-- START SOURCE DATA --
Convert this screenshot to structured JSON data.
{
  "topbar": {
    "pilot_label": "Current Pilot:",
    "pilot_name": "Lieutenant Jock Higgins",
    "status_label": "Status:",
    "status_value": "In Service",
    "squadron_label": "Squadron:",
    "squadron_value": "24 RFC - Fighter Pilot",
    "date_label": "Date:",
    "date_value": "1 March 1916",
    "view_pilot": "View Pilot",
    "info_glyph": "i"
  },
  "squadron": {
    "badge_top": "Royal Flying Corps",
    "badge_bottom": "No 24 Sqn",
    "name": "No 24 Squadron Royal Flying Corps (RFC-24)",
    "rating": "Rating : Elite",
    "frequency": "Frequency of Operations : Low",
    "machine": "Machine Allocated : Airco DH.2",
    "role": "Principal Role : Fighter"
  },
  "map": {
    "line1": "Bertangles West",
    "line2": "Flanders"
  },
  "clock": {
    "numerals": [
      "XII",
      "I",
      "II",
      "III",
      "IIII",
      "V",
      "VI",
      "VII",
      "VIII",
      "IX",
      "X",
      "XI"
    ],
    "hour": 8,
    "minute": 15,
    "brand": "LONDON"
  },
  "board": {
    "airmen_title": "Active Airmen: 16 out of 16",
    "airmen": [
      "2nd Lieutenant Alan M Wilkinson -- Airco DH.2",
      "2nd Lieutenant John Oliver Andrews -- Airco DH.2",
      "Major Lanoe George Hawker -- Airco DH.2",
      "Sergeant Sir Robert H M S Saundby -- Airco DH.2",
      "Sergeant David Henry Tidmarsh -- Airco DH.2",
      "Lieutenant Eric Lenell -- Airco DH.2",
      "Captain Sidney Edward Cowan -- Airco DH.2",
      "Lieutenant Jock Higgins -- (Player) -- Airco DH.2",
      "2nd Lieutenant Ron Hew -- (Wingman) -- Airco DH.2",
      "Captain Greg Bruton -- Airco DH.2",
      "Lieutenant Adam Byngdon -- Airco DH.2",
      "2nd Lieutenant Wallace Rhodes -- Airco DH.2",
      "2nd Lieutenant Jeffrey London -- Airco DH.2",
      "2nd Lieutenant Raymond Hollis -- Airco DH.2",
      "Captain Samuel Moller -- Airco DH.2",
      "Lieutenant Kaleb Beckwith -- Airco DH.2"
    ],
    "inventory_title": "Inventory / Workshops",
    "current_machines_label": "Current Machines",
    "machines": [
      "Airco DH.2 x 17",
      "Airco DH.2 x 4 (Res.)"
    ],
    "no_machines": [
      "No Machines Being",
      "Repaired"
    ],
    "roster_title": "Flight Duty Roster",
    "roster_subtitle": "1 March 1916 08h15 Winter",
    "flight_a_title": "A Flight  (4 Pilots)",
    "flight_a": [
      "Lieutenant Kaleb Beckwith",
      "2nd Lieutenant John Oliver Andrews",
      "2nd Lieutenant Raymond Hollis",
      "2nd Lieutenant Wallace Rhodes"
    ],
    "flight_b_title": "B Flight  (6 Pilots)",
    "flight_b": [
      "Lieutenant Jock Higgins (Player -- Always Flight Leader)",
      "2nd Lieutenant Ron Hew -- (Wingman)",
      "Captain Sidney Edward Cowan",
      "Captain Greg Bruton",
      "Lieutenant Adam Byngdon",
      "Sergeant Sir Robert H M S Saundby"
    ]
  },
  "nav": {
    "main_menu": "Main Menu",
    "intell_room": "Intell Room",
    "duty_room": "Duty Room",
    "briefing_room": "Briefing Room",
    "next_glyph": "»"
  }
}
-- END SOURCE DATA --
- GOAL -
Using the listing above, please repeat every entry exactly.

- SOLUTION FOR THIS PROBLEM -
Convert this screenshot to structured JSON data.
{
  "topbar": {
    "pilot_label": "Current Pilot:",
    "pilot_name": "Lieutenant Jock Higgins",
    "status_label": "Status:",
    "status_value": "In Service",
    "squadron_label": "Squadron:",
    "squadron_value": "24 RFC - Fighter Pilot",
    "date_label": "Date:",
    "date_value": "1 March 1916",
    "view_pilot": "View Pilot",
    "info_glyph": "i"
  },
  "squadron": {
    "badge_top": "Royal Flying Corps",
    "badge_bottom": "No 24 Sqn",
    "name": "No 24 Squadron Royal Flying Corps (RFC-24)",
    "rating": "Rating : Elite",
    "frequency": "Frequency of Operations : Low",
    "machine": "Machine Allocated : Airco DH.2",
    "role": "Principal Role : Fighter"
  },
  "map": {
    "line1": "Bertangles West",
    "line2": "Flanders"
  },
  "clock": {
    "numerals": [
      "XII",
      "I",
      "II",
      "III",
      "IIII",
      "V",
      "VI",
      "VII",
      "VIII",
      "IX",
      "X",
      "XI"
    ],
    "hour": 8,
    "minute": 15,
    "brand": "LONDON"
  },
  "board": {
    "airmen_title": "Active Airmen: 16 out of 16",
    "airmen": [
      "2nd Lieutenant Alan M Wilkinson -- Airco DH.2",
      "2nd Lieutenant John Oliver Andrews -- Airco DH.2",
      "Major Lanoe George Hawker -- Airco DH.2",
      "Sergeant Sir Robert H M S Saundby -- Airco DH.2",
      "Sergeant David Henry Tidmarsh -- Airco DH.2",
      "Lieutenant Eric Lenell -- Airco DH.2",
      "Captain Sidney Edward Cowan -- Airco DH.2",
      "Lieutenant Jock Higgins -- (Player) -- Airco DH.2",
      "2nd Lieutenant Ron Hew -- (Wingman) -- Airco DH.2",
      "Captain Greg Bruton -- Airco DH.2",
      "Lieutenant Adam Byngdon -- Airco DH.2",
      "2nd Lieutenant Wallace Rhodes -- Airco DH.2",
      "2nd Lieutenant Jeffrey London -- Airco DH.2",
      "2nd Lieutenant Raymond Hollis -- Airco DH.2",
      "Captain Samuel Moller -- Airco DH.2",
      "Lieutenant Kaleb Beckwith -- Airco DH.2"
    ],
    "inventory_title": "Inventory / Workshops",
    "current_machines_label": "Current Machines",
    "machines": [
      "Airco DH.2 x 17",
      "Airco DH.2 x 4 (Res.)"
    ],
    "no_machines": [
      "No Machines Being",
      "Repaired"
    ],
    "roster_title": "Flight Duty Roster",
    "roster_subtitle": "1 March 1916 08h15 Winter",
    "flight_a_title": "A Flight  (4 Pilots)",
    "flight_a": [
      "Lieutenant Kaleb Beckwith",
      "2nd Lieutenant John Oliver Andrews",
      "2nd Lieutenant Raymond Hollis",
      "2nd Lieutenant Wallace Rhodes"
    ],
    "flight_b_title": "B Flight  (6 Pilots)",
    "flight_b": [
      "Lieutenant Jock Higgins (Player -- Always Flight Leader)",
      "2nd Lieutenant Ron Hew -- (Wingman)",
      "Captain Sidney Edward Cowan",
      "Captain Greg Bruton",
      "Lieutenant Adam Byngdon",
      "Sergeant Sir Robert H M S Saundby"
    ]
  },
  "nav": {
    "main_menu": "Main Menu",
    "intell_room": "Intell Room",
    "duty_room": "Duty Room",
    "briefing_room": "Briefing Room",
    "next_glyph": "»"
  }
}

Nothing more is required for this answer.